* [THE PROBLEM]
From the records below, pull each line that has "color".

— START EXERCISE INPUT —

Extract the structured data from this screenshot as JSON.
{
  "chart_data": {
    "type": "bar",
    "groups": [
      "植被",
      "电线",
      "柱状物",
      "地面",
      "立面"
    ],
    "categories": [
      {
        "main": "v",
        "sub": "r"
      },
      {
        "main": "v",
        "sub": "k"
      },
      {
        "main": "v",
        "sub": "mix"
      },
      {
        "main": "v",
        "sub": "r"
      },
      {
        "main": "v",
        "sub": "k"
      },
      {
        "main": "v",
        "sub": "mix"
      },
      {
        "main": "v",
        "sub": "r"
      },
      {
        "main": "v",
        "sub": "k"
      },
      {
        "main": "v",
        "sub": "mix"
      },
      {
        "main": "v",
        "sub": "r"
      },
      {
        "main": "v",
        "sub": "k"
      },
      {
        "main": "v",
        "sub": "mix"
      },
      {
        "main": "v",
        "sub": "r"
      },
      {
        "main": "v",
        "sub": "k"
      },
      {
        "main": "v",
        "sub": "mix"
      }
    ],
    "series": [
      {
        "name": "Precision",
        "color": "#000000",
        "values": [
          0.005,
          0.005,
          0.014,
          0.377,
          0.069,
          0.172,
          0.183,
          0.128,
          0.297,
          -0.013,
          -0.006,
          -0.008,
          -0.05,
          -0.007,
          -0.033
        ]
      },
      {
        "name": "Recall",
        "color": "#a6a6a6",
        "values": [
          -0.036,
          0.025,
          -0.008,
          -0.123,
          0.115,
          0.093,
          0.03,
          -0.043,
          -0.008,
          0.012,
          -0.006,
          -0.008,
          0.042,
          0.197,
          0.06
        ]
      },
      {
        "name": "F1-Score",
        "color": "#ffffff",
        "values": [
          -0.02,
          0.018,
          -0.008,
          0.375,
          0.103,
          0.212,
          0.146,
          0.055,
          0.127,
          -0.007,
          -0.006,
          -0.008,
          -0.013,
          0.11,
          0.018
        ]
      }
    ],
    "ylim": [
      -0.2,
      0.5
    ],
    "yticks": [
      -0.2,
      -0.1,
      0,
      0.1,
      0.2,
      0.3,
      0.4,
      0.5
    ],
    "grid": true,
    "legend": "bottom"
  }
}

— END EXERCISE INPUT —

* [ANSWER TO THIS EXERCISE]
        "color": "#000000",
        "color": "#a6a6a6",
        "color": "#ffffff",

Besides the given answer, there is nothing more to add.